======== Available records

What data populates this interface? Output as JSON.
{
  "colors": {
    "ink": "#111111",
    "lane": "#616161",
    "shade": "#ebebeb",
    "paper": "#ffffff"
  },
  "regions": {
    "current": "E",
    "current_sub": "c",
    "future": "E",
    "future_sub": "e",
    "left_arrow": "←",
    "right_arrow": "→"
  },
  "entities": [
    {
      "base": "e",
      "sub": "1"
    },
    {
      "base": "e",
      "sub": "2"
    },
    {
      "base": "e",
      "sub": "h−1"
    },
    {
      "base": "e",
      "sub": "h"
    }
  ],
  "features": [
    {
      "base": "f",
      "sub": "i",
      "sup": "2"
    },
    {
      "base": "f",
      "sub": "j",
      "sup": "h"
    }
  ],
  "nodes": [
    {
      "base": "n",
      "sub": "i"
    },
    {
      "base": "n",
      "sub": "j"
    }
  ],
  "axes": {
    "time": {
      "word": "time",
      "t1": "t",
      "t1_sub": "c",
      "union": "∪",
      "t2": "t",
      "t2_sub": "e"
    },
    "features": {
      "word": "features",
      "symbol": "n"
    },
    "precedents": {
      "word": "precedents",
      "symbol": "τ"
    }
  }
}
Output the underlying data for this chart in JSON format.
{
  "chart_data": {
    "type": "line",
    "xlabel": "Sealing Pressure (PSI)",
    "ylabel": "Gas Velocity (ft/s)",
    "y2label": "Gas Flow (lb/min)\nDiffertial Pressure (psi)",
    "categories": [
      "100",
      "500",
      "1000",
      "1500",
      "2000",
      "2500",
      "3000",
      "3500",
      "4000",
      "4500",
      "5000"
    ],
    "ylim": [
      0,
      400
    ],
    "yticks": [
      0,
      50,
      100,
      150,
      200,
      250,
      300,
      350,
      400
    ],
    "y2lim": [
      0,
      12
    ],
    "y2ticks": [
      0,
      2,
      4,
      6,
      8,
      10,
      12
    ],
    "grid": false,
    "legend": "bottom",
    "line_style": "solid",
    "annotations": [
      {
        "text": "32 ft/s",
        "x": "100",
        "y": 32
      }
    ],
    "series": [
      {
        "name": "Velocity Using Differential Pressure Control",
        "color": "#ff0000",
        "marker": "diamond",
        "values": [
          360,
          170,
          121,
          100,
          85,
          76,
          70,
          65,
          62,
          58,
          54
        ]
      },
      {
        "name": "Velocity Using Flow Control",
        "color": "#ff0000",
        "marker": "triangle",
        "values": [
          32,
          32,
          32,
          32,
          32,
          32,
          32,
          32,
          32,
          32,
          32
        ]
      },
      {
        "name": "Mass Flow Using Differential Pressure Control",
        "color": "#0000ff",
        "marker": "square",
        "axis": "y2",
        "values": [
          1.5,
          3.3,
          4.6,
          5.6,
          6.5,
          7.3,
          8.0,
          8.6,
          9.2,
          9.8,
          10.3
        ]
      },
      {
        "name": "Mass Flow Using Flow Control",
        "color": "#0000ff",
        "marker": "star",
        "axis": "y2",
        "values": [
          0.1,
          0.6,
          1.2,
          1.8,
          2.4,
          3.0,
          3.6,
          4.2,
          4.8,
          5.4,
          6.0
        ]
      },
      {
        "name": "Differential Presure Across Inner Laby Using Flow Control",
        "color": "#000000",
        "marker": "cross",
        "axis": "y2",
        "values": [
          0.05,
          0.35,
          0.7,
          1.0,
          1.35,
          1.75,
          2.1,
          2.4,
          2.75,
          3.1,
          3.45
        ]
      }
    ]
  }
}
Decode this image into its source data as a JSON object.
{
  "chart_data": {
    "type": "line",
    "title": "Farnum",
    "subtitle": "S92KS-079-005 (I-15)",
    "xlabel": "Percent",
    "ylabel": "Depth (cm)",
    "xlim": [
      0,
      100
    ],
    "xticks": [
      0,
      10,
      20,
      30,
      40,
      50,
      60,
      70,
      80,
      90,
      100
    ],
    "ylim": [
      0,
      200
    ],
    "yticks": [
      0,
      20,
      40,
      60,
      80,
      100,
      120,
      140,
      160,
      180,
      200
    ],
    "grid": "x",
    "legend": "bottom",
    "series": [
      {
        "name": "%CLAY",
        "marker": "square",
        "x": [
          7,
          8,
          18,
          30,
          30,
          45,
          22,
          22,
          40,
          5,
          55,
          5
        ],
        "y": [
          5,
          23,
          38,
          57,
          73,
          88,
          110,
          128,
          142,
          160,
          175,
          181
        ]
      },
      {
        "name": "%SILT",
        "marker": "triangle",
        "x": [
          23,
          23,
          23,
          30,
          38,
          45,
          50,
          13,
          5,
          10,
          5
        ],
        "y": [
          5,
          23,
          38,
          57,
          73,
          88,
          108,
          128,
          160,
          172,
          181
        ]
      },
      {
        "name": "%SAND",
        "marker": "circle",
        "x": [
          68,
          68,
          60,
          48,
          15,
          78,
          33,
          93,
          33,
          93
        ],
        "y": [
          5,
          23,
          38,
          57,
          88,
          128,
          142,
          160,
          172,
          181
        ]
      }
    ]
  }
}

================

Aim of the task — Point out every line holding the string "marker" and copy it.

Exercise answer —
        "marker": "diamond",
        "marker": "triangle",
        "marker": "square",
        "marker": "star",
        "marker": "cross",
        "marker": "square",
        "marker": "triangle",
        "marker": "circle",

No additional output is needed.